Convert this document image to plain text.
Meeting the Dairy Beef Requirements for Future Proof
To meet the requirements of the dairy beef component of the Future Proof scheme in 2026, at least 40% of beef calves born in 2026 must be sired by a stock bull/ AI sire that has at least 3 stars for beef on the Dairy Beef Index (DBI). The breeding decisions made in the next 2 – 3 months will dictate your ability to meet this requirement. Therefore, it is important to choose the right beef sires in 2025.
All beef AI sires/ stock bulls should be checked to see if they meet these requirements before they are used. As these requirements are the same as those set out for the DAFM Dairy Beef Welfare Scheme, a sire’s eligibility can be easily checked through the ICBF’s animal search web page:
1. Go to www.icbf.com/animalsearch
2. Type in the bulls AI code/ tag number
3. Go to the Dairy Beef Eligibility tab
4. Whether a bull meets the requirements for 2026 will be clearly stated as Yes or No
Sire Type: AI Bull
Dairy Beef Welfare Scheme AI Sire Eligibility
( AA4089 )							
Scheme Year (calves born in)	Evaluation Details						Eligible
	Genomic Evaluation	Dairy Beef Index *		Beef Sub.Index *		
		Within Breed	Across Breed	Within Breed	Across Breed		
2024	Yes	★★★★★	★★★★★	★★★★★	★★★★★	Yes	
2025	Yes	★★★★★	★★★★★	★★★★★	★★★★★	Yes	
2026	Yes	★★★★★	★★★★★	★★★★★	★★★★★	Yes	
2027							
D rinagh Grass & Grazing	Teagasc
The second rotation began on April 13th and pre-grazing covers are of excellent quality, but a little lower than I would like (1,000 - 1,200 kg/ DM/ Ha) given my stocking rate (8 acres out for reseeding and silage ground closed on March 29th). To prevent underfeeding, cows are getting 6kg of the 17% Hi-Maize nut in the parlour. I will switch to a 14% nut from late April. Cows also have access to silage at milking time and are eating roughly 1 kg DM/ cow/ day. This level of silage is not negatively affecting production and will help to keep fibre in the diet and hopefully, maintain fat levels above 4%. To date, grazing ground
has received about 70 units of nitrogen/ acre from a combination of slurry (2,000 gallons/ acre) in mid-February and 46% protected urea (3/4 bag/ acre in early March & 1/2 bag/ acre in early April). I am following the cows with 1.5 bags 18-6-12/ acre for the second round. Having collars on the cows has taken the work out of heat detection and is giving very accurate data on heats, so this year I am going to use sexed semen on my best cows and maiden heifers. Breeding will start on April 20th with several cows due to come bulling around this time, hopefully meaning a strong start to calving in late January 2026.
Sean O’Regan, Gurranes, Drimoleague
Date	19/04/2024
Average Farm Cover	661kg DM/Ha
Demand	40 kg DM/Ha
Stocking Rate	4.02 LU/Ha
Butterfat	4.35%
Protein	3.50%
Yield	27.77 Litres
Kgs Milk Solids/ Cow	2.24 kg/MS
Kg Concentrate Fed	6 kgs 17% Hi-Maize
--
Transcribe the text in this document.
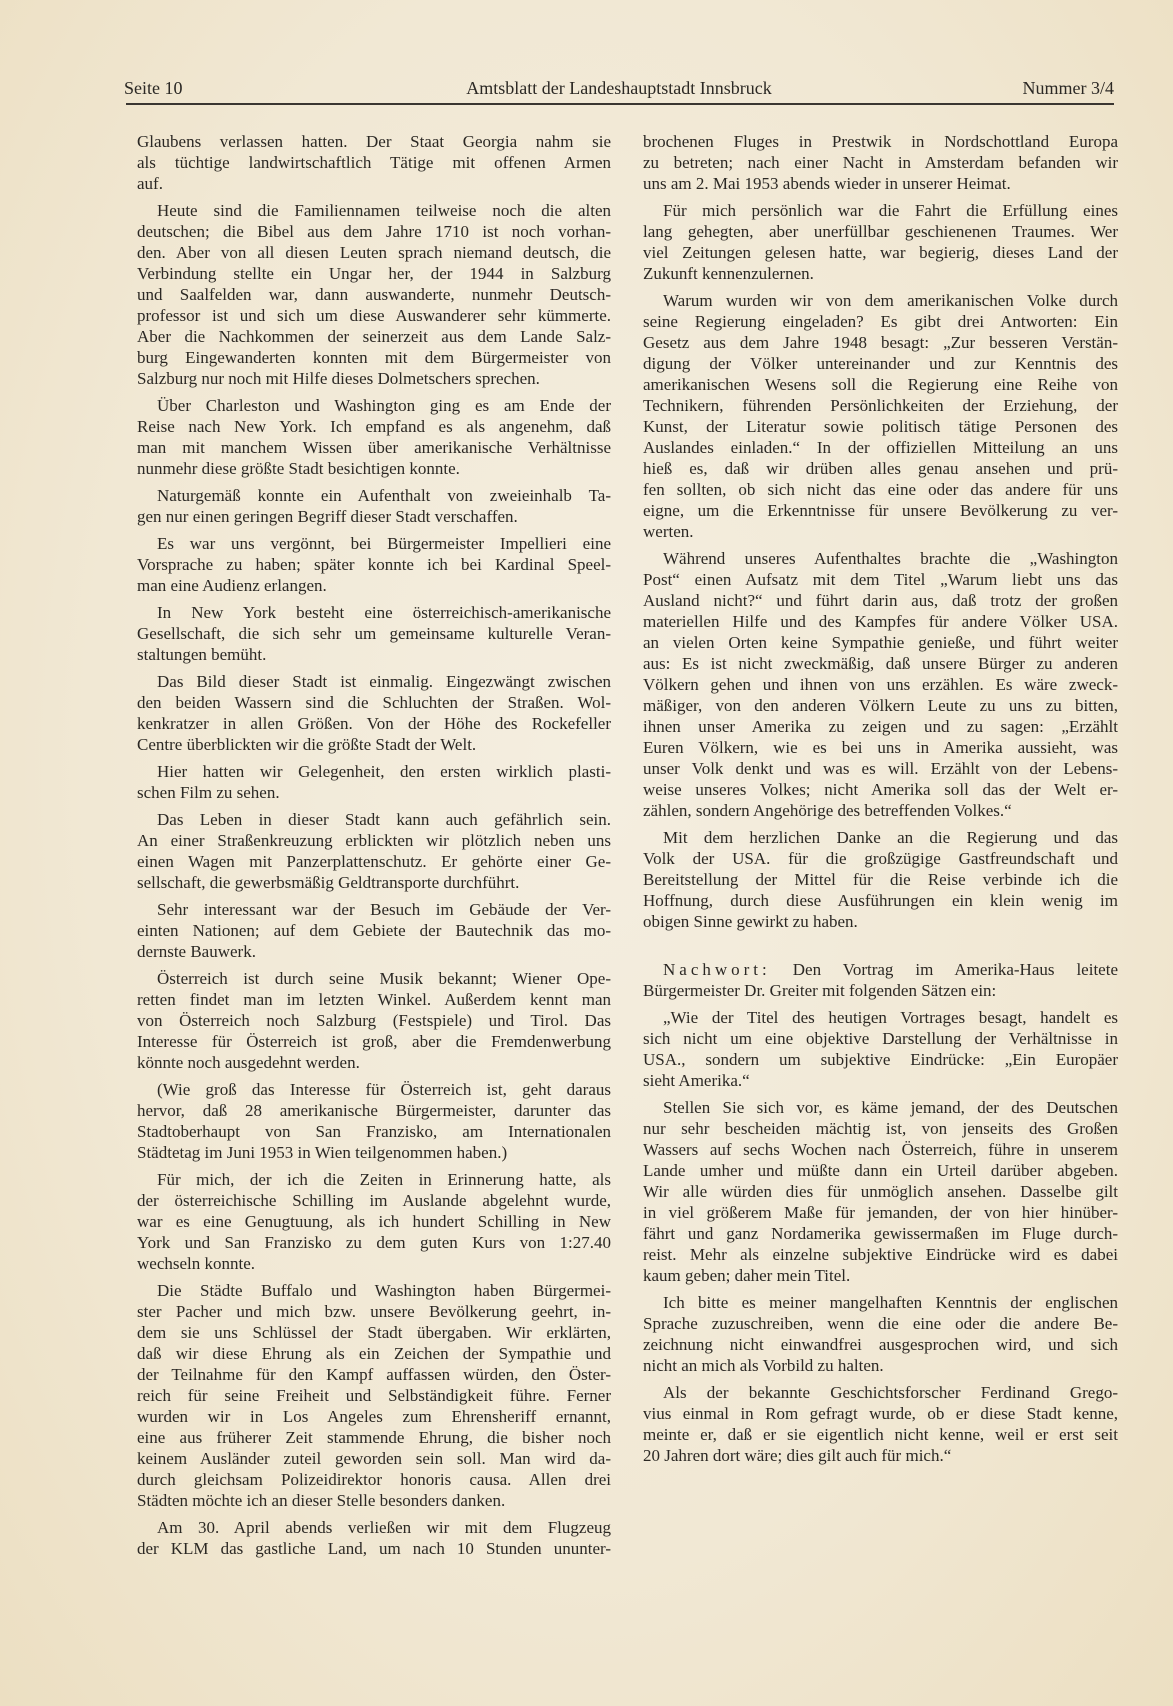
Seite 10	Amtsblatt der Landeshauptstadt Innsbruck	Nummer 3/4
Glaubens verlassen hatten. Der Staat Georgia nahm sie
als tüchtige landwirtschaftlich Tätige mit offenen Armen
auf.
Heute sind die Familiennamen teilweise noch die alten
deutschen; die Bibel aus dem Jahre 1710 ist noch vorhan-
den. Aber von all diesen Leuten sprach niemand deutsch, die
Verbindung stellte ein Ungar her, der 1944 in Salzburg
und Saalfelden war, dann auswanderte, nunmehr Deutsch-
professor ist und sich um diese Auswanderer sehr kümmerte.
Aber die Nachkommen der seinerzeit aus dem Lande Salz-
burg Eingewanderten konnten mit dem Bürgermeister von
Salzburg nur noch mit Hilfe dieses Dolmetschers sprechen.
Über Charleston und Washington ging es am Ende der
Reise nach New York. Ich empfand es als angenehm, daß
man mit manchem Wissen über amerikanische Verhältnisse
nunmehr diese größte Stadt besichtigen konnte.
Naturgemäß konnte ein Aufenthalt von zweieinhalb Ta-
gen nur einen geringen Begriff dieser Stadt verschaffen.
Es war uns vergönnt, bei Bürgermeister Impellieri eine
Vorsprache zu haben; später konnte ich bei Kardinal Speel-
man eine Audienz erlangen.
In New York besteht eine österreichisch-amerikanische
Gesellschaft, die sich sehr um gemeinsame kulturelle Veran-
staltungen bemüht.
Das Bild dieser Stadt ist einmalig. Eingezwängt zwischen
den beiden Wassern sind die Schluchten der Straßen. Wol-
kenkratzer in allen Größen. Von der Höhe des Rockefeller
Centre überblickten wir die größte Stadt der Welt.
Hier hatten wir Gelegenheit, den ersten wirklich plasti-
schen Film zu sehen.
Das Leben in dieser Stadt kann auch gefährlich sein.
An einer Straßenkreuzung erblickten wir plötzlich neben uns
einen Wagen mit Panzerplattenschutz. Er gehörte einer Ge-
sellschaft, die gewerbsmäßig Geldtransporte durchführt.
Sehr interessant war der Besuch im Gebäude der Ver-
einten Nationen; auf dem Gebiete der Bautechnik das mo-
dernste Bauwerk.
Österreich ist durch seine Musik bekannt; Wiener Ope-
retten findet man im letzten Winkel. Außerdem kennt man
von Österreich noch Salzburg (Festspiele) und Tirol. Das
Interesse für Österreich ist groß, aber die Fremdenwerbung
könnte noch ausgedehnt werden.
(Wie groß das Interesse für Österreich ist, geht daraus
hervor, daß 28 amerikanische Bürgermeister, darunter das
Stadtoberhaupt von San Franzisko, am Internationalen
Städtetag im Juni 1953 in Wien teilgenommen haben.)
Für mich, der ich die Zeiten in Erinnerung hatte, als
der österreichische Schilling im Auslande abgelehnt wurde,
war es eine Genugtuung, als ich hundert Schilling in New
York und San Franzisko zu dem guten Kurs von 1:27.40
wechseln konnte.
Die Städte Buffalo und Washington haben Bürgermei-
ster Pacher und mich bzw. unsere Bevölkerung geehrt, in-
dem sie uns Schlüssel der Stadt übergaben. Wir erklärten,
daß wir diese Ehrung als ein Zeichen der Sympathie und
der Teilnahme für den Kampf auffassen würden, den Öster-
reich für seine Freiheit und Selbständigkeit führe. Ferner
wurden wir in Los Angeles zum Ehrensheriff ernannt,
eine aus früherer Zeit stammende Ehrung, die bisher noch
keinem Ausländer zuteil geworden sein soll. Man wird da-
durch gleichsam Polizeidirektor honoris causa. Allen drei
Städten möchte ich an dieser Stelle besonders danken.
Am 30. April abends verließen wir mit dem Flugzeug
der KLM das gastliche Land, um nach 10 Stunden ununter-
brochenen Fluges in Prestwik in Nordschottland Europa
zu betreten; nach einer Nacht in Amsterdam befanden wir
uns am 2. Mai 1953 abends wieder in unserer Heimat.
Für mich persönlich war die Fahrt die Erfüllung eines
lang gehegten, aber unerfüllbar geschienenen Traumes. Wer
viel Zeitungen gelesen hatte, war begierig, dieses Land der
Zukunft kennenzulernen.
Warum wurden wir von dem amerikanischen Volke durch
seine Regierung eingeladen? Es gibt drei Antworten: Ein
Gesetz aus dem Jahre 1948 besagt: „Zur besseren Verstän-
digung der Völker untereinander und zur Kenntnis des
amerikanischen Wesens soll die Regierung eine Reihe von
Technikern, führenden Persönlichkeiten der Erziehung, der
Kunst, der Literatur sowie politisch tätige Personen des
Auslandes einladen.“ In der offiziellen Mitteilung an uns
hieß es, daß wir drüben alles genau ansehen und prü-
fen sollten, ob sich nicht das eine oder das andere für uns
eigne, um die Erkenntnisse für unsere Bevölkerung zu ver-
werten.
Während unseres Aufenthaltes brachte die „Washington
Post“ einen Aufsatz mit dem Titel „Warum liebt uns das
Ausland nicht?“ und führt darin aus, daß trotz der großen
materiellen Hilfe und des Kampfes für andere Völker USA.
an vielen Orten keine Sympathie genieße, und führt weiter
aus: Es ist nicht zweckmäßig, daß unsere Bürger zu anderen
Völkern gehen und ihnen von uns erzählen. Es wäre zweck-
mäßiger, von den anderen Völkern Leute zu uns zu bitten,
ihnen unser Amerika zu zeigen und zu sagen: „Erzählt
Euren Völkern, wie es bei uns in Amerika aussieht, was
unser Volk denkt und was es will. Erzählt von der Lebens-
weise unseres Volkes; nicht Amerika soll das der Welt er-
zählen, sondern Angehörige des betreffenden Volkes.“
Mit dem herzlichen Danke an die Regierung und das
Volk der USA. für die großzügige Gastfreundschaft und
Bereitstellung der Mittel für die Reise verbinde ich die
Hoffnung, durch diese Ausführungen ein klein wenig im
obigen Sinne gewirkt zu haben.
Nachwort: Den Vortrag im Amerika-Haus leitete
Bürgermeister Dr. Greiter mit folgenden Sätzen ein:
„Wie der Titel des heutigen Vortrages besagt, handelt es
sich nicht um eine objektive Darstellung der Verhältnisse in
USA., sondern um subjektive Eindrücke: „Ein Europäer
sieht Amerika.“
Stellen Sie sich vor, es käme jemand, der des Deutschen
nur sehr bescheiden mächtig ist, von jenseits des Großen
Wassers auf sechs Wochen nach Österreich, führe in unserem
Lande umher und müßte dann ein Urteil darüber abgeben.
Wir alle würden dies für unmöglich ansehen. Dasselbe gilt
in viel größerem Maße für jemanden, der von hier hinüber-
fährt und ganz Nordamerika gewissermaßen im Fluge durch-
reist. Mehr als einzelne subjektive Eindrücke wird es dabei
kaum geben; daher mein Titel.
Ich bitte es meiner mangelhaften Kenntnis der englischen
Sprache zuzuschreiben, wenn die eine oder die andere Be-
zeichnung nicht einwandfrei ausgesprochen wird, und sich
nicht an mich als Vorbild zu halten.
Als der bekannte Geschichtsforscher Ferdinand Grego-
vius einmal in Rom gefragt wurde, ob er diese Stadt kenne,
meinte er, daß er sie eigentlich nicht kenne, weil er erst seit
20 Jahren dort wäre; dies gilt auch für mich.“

*What is needed*
Check each line of the entries for the word "anderen". State how many lines hold it, and write nothing else.

*Answer space*
2